_Your objective_
Faithfully return all lines, omitting every embedded picture.

_Dataset excerpt_
— Start —

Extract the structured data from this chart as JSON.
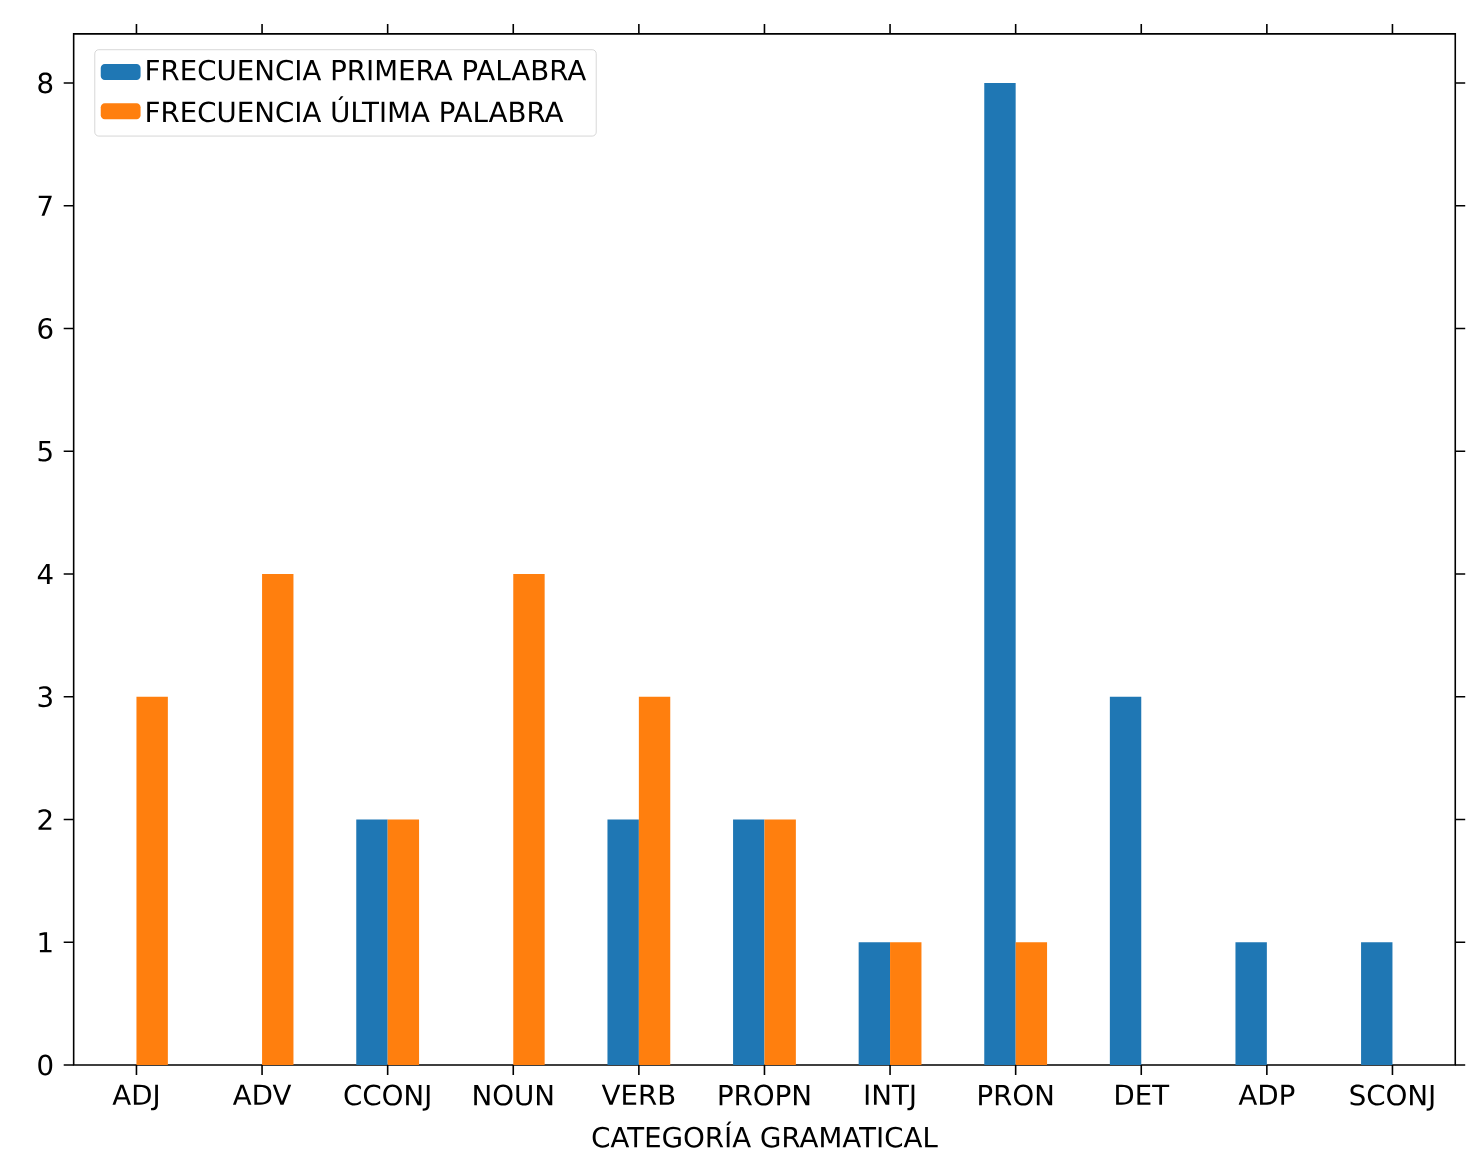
{
  "chart_data": {
    "type": "bar",
    "xlabel": "CATEGORÍA GRAMATICAL",
    "categories": [
      "ADJ",
      "ADV",
      "CCONJ",
      "NOUN",
      "VERB",
      "PROPN",
      "INTJ",
      "PRON",
      "DET",
      "ADP",
      "SCONJ"
    ],
    "series": [
      {
        "name": "FRECUENCIA PRIMERA PALABRA",
        "color": "#1f77b4",
        "values": [
          0,
          0,
          2,
          0,
          2,
          2,
          1,
          8,
          3,
          1,
          1
        ]
      },
      {
        "name": "FRECUENCIA ÚLTIMA PALABRA",
        "color": "#ff7f0e",
        "values": [
          3,
          4,
          2,
          4,
          3,
          2,
          1,
          1,
          0,
          0,
          0
        ]
      }
    ],
    "ylim": [
      0,
      8.4
    ],
    "yticks": [
      0,
      1,
      2,
      3,
      4,
      5,
      6,
      7,
      8
    ],
    "legend": "top left"
  }
}
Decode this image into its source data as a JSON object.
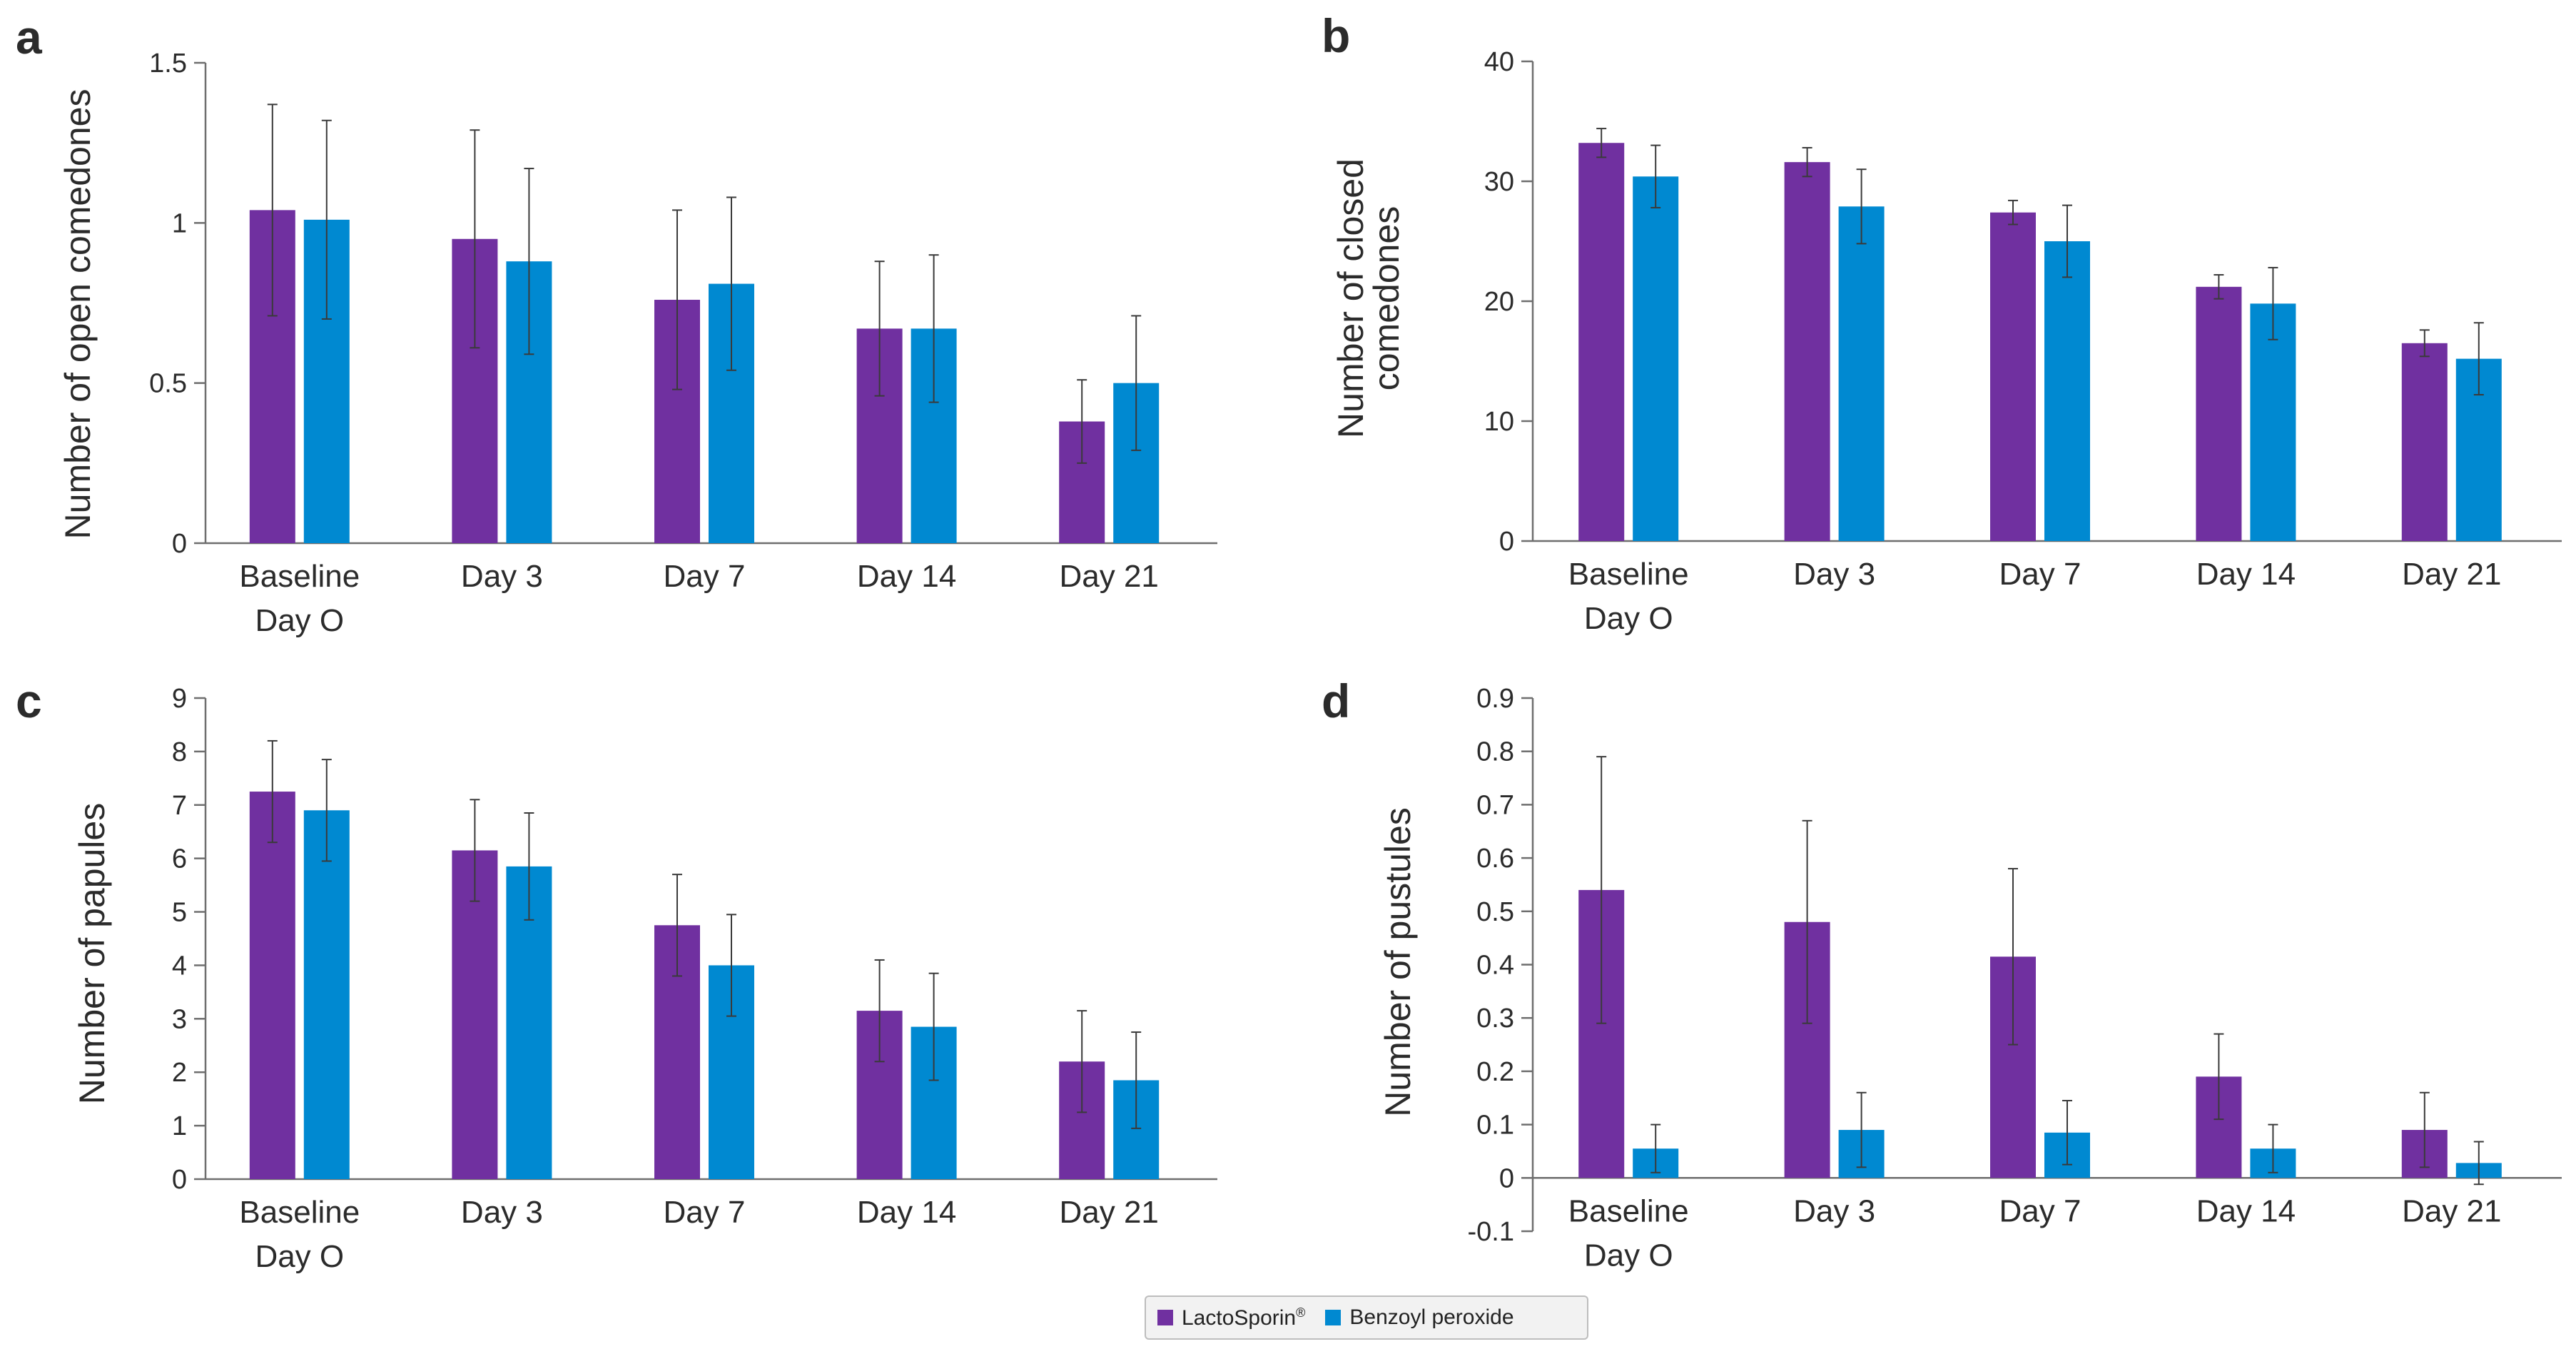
{
  "colors": {
    "lactosporin": "#7030a0",
    "benzoyl": "#0089d1",
    "axis": "#6e6e6e",
    "text": "#2b2b2b"
  },
  "legend": {
    "lactosporin": "LactoSporin",
    "lactosporin_mark": "®",
    "benzoyl": "Benzoyl peroxide"
  },
  "chart_data": [
    {
      "type": "bar",
      "panel": "a",
      "ylabel": "Number of open comedones",
      "categories": [
        [
          "Baseline",
          "Day O"
        ],
        [
          "Day 3"
        ],
        [
          "Day 7"
        ],
        [
          "Day 14"
        ],
        [
          "Day 21"
        ]
      ],
      "ylim": [
        0,
        1.5
      ],
      "yticks": [
        0,
        0.5,
        1,
        1.5
      ],
      "ytick_labels": [
        "0",
        "0.5",
        "1",
        "1.5"
      ],
      "series": [
        {
          "name": "LactoSporin",
          "values": [
            1.04,
            0.95,
            0.76,
            0.67,
            0.38
          ],
          "errors": [
            0.33,
            0.34,
            0.28,
            0.21,
            0.13
          ]
        },
        {
          "name": "Benzoyl peroxide",
          "values": [
            1.01,
            0.88,
            0.81,
            0.67,
            0.5
          ],
          "errors": [
            0.31,
            0.29,
            0.27,
            0.23,
            0.21
          ]
        }
      ]
    },
    {
      "type": "bar",
      "panel": "b",
      "ylabel": [
        "Number of closed",
        "comedones"
      ],
      "categories": [
        [
          "Baseline",
          "Day O"
        ],
        [
          "Day 3"
        ],
        [
          "Day 7"
        ],
        [
          "Day 14"
        ],
        [
          "Day 21"
        ]
      ],
      "ylim": [
        0,
        40
      ],
      "yticks": [
        0,
        10,
        20,
        30,
        40
      ],
      "ytick_labels": [
        "0",
        "10",
        "20",
        "30",
        "40"
      ],
      "series": [
        {
          "name": "LactoSporin",
          "values": [
            33.2,
            31.6,
            27.4,
            21.2,
            16.5
          ],
          "errors": [
            1.2,
            1.2,
            1.0,
            1.0,
            1.1
          ]
        },
        {
          "name": "Benzoyl peroxide",
          "values": [
            30.4,
            27.9,
            25,
            19.8,
            15.2
          ],
          "errors": [
            2.6,
            3.1,
            3.0,
            3.0,
            3.0
          ]
        }
      ]
    },
    {
      "type": "bar",
      "panel": "c",
      "ylabel": "Number of papules",
      "categories": [
        [
          "Baseline",
          "Day O"
        ],
        [
          "Day 3"
        ],
        [
          "Day 7"
        ],
        [
          "Day 14"
        ],
        [
          "Day 21"
        ]
      ],
      "ylim": [
        0,
        9
      ],
      "yticks": [
        0,
        1,
        2,
        3,
        4,
        5,
        6,
        7,
        8,
        9
      ],
      "ytick_labels": [
        "0",
        "1",
        "2",
        "3",
        "4",
        "5",
        "6",
        "7",
        "8",
        "9"
      ],
      "series": [
        {
          "name": "LactoSporin",
          "values": [
            7.25,
            6.15,
            4.75,
            3.15,
            2.2
          ],
          "errors": [
            0.95,
            0.95,
            0.95,
            0.95,
            0.95
          ]
        },
        {
          "name": "Benzoyl peroxide",
          "values": [
            6.9,
            5.85,
            4,
            2.85,
            1.85
          ],
          "errors": [
            0.95,
            1.0,
            0.95,
            1.0,
            0.9
          ]
        }
      ]
    },
    {
      "type": "bar",
      "panel": "d",
      "ylabel": "Number of pustules",
      "categories": [
        [
          "Baseline",
          "Day O"
        ],
        [
          "Day 3"
        ],
        [
          "Day 7"
        ],
        [
          "Day 14"
        ],
        [
          "Day 21"
        ]
      ],
      "ylim": [
        -0.1,
        0.9
      ],
      "yticks": [
        -0.1,
        0,
        0.1,
        0.2,
        0.3,
        0.4,
        0.5,
        0.6,
        0.7,
        0.8,
        0.9
      ],
      "ytick_labels": [
        "-0.1",
        "0",
        "0.1",
        "0.2",
        "0.3",
        "0.4",
        "0.5",
        "0.6",
        "0.7",
        "0.8",
        "0.9"
      ],
      "series": [
        {
          "name": "LactoSporin",
          "values": [
            0.54,
            0.48,
            0.415,
            0.19,
            0.09
          ],
          "errors": [
            0.25,
            0.19,
            0.165,
            0.08,
            0.07
          ]
        },
        {
          "name": "Benzoyl peroxide",
          "values": [
            0.055,
            0.09,
            0.085,
            0.055,
            0.028
          ],
          "errors": [
            0.045,
            0.07,
            0.06,
            0.045,
            0.04
          ]
        }
      ]
    }
  ]
}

— End —

_Expected answer_
Extract the structured data from this chart as JSON.
{
  "chart_data": {
    "type": "bar",
    "xlabel": "CATEGORÍA GRAMATICAL",
    "categories": [
      "ADJ",
      "ADV",
      "CCONJ",
      "NOUN",
      "VERB",
      "PROPN",
      "INTJ",
      "PRON",
      "DET",
      "ADP",
      "SCONJ"
    ],
    "series": [
      {
        "name": "FRECUENCIA PRIMERA PALABRA",
        "color": "#1f77b4",
        "values": [
          0,
          0,
          2,
          0,
          2,
          2,
          1,
          8,
          3,
          1,
          1
        ]
      },
      {
        "name": "FRECUENCIA ÚLTIMA PALABRA",
        "color": "#ff7f0e",
        "values": [
          3,
          4,
          2,
          4,
          3,
          2,
          1,
          1,
          0,
          0,
          0
        ]
      }
    ],
    "ylim": [
      0,
      8.4
    ],
    "yticks": [
      0,
      1,
      2,
      3,
      4,
      5,
      6,
      7,
      8
    ],
    "legend": "top left"
  }
}
Decode this image into its source data as a JSON object.
{
  "colors": {
    "lactosporin": "#7030a0",
    "benzoyl": "#0089d1",
    "axis": "#6e6e6e",
    "text": "#2b2b2b"
  },
  "legend": {
    "lactosporin": "LactoSporin",
    "lactosporin_mark": "®",
    "benzoyl": "Benzoyl peroxide"
  },
  "chart_data": [
    {
      "type": "bar",
      "panel": "a",
      "ylabel": "Number of open comedones",
      "categories": [
        [
          "Baseline",
          "Day O"
        ],
        [
          "Day 3"
        ],
        [
          "Day 7"
        ],
        [
          "Day 14"
        ],
        [
          "Day 21"
        ]
      ],
      "ylim": [
        0,
        1.5
      ],
      "yticks": [
        0,
        0.5,
        1,
        1.5
      ],
      "ytick_labels": [
        "0",
        "0.5",
        "1",
        "1.5"
      ],
      "series": [
        {
          "name": "LactoSporin",
          "values": [
            1.04,
            0.95,
            0.76,
            0.67,
            0.38
          ],
          "errors": [
            0.33,
            0.34,
            0.28,
            0.21,
            0.13
          ]
        },
        {
          "name": "Benzoyl peroxide",
          "values": [
            1.01,
            0.88,
            0.81,
            0.67,
            0.5
          ],
          "errors": [
            0.31,
            0.29,
            0.27,
            0.23,
            0.21
          ]
        }
      ]
    },
    {
      "type": "bar",
      "panel": "b",
      "ylabel": [
        "Number of closed",
        "comedones"
      ],
      "categories": [
        [
          "Baseline",
          "Day O"
        ],
        [
          "Day 3"
        ],
        [
          "Day 7"
        ],
        [
          "Day 14"
        ],
        [
          "Day 21"
        ]
      ],
      "ylim": [
        0,
        40
      ],
      "yticks": [
        0,
        10,
        20,
        30,
        40
      ],
      "ytick_labels": [
        "0",
        "10",
        "20",
        "30",
        "40"
      ],
      "series": [
        {
          "name": "LactoSporin",
          "values": [
            33.2,
            31.6,
            27.4,
            21.2,
            16.5
          ],
          "errors": [
            1.2,
            1.2,
            1.0,
            1.0,
            1.1
          ]
        },
        {
          "name": "Benzoyl peroxide",
          "values": [
            30.4,
            27.9,
            25,
            19.8,
            15.2
          ],
          "errors": [
            2.6,
            3.1,
            3.0,
            3.0,
            3.0
          ]
        }
      ]
    },
    {
      "type": "bar",
      "panel": "c",
      "ylabel": "Number of papules",
      "categories": [
        [
          "Baseline",
          "Day O"
        ],
        [
          "Day 3"
        ],
        [
          "Day 7"
        ],
        [
          "Day 14"
        ],
        [
          "Day 21"
        ]
      ],
      "ylim": [
        0,
        9
      ],
      "yticks": [
        0,
        1,
        2,
        3,
        4,
        5,
        6,
        7,
        8,
        9
      ],
      "ytick_labels": [
        "0",
        "1",
        "2",
        "3",
        "4",
        "5",
        "6",
        "7",
        "8",
        "9"
      ],
      "series": [
        {
          "name": "LactoSporin",
          "values": [
            7.25,
            6.15,
            4.75,
            3.15,
            2.2
          ],
          "errors": [
            0.95,
            0.95,
            0.95,
            0.95,
            0.95
          ]
        },
        {
          "name": "Benzoyl peroxide",
          "values": [
            6.9,
            5.85,
            4,
            2.85,
            1.85
          ],
          "errors": [
            0.95,
            1.0,
            0.95,
            1.0,
            0.9
          ]
        }
      ]
    },
    {
      "type": "bar",
      "panel": "d",
      "ylabel": "Number of pustules",
      "categories": [
        [
          "Baseline",
          "Day O"
        ],
        [
          "Day 3"
        ],
        [
          "Day 7"
        ],
        [
          "Day 14"
        ],
        [
          "Day 21"
        ]
      ],
      "ylim": [
        -0.1,
        0.9
      ],
      "yticks": [
        -0.1,
        0,
        0.1,
        0.2,
        0.3,
        0.4,
        0.5,
        0.6,
        0.7,
        0.8,
        0.9
      ],
      "ytick_labels": [
        "-0.1",
        "0",
        "0.1",
        "0.2",
        "0.3",
        "0.4",
        "0.5",
        "0.6",
        "0.7",
        "0.8",
        "0.9"
      ],
      "series": [
        {
          "name": "LactoSporin",
          "values": [
            0.54,
            0.48,
            0.415,
            0.19,
            0.09
          ],
          "errors": [
            0.25,
            0.19,
            0.165,
            0.08,
            0.07
          ]
        },
        {
          "name": "Benzoyl peroxide",
          "values": [
            0.055,
            0.09,
            0.085,
            0.055,
            0.028
          ],
          "errors": [
            0.045,
            0.07,
            0.06,
            0.045,
            0.04
          ]
        }
      ]
    }
  ]
}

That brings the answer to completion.